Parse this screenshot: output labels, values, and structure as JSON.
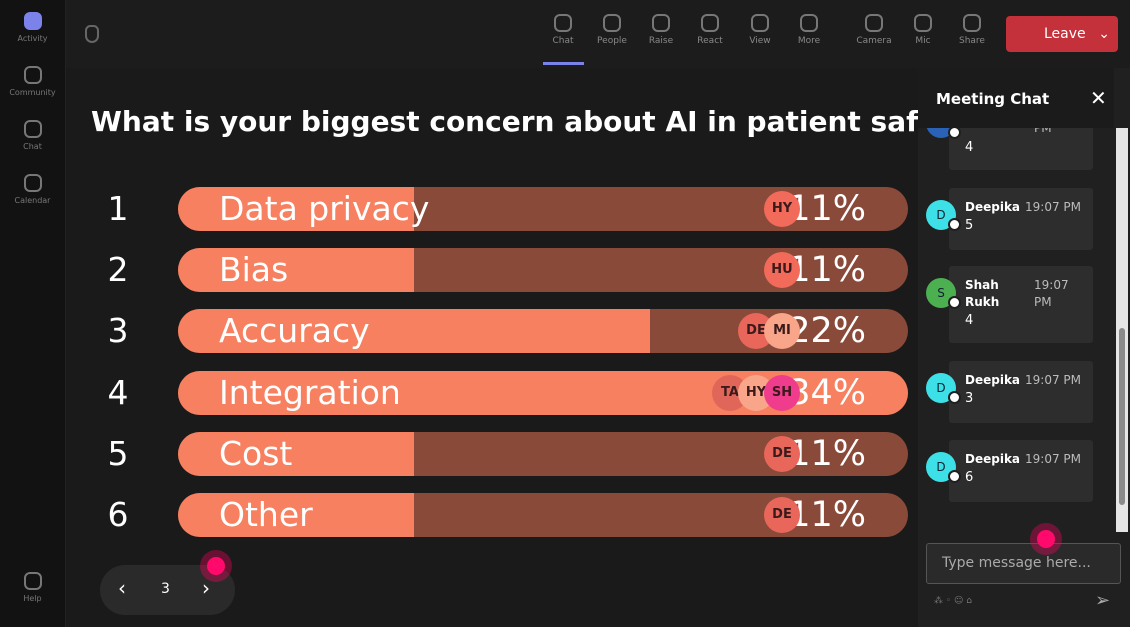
{
  "sidebar": [
    "Activity",
    "Community",
    "Chat",
    "Calendar",
    "Help"
  ],
  "toolbar": [
    "Chat",
    "People",
    "Raise",
    "React",
    "View",
    "More",
    "Camera",
    "Mic",
    "Share"
  ],
  "leave": "Leave",
  "poll": {
    "question": "What is your biggest concern about AI in patient safety?",
    "options": [
      {
        "number": "1",
        "label": "Data privacy",
        "value": 11,
        "value_label": "11%",
        "voters": [
          "HY"
        ]
      },
      {
        "number": "2",
        "label": "Bias",
        "value": 11,
        "value_label": "11%",
        "voters": [
          "HU"
        ]
      },
      {
        "number": "3",
        "label": "Accuracy",
        "value": 22,
        "value_label": "22%",
        "voters": [
          "DE",
          "MI"
        ]
      },
      {
        "number": "4",
        "label": "Integration",
        "value": 34,
        "value_label": "34%",
        "voters": [
          "TA",
          "HY",
          "SH"
        ]
      },
      {
        "number": "5",
        "label": "Cost",
        "value": 11,
        "value_label": "11%",
        "voters": [
          "DE"
        ]
      },
      {
        "number": "6",
        "label": "Other",
        "value": 11,
        "value_label": "11%",
        "voters": [
          "DE"
        ]
      }
    ],
    "page": "3"
  },
  "chat": {
    "title": "Meeting Chat",
    "messages": [
      {
        "time": "PM",
        "text": "4"
      },
      {
        "avatar": "D",
        "name": "Deepika",
        "time": "19:07 PM",
        "text": "5"
      },
      {
        "avatar": "S",
        "name": "Shah Rukh",
        "time": "19:07 PM",
        "text": "4"
      },
      {
        "avatar": "D",
        "name": "Deepika",
        "time": "19:07 PM",
        "text": "3"
      },
      {
        "avatar": "D",
        "name": "Deepika",
        "time": "19:07 PM",
        "text": "6"
      }
    ],
    "placeholder": "Type message here..."
  }
}
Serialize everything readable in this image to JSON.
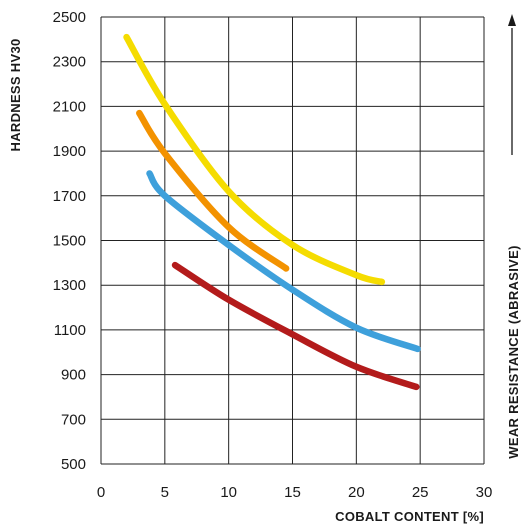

───

Short task: Reproduce every line precisely as given, omitting all pictures.

Response below:
Parse this screenshot: output labels, values, and structure as JSON.
{
  "sidebar": [
    "Activity",
    "Community",
    "Chat",
    "Calendar",
    "Help"
  ],
  "toolbar": [
    "Chat",
    "People",
    "Raise",
    "React",
    "View",
    "More",
    "Camera",
    "Mic",
    "Share"
  ],
  "leave": "Leave",
  "poll": {
    "question": "What is your biggest concern about AI in patient safety?",
    "options": [
      {
        "number": "1",
        "label": "Data privacy",
        "value": 11,
        "value_label": "11%",
        "voters": [
          "HY"
        ]
      },
      {
        "number": "2",
        "label": "Bias",
        "value": 11,
        "value_label": "11%",
        "voters": [
          "HU"
        ]
      },
      {
        "number": "3",
        "label": "Accuracy",
        "value": 22,
        "value_label": "22%",
        "voters": [
          "DE",
          "MI"
        ]
      },
      {
        "number": "4",
        "label": "Integration",
        "value": 34,
        "value_label": "34%",
        "voters": [
          "TA",
          "HY",
          "SH"
        ]
      },
      {
        "number": "5",
        "label": "Cost",
        "value": 11,
        "value_label": "11%",
        "voters": [
          "DE"
        ]
      },
      {
        "number": "6",
        "label": "Other",
        "value": 11,
        "value_label": "11%",
        "voters": [
          "DE"
        ]
      }
    ],
    "page": "3"
  },
  "chat": {
    "title": "Meeting Chat",
    "messages": [
      {
        "time": "PM",
        "text": "4"
      },
      {
        "avatar": "D",
        "name": "Deepika",
        "time": "19:07 PM",
        "text": "5"
      },
      {
        "avatar": "S",
        "name": "Shah Rukh",
        "time": "19:07 PM",
        "text": "4"
      },
      {
        "avatar": "D",
        "name": "Deepika",
        "time": "19:07 PM",
        "text": "3"
      },
      {
        "avatar": "D",
        "name": "Deepika",
        "time": "19:07 PM",
        "text": "6"
      }
    ],
    "placeholder": "Type message here..."
  }
}
Serialize everything readable in this image to JSON.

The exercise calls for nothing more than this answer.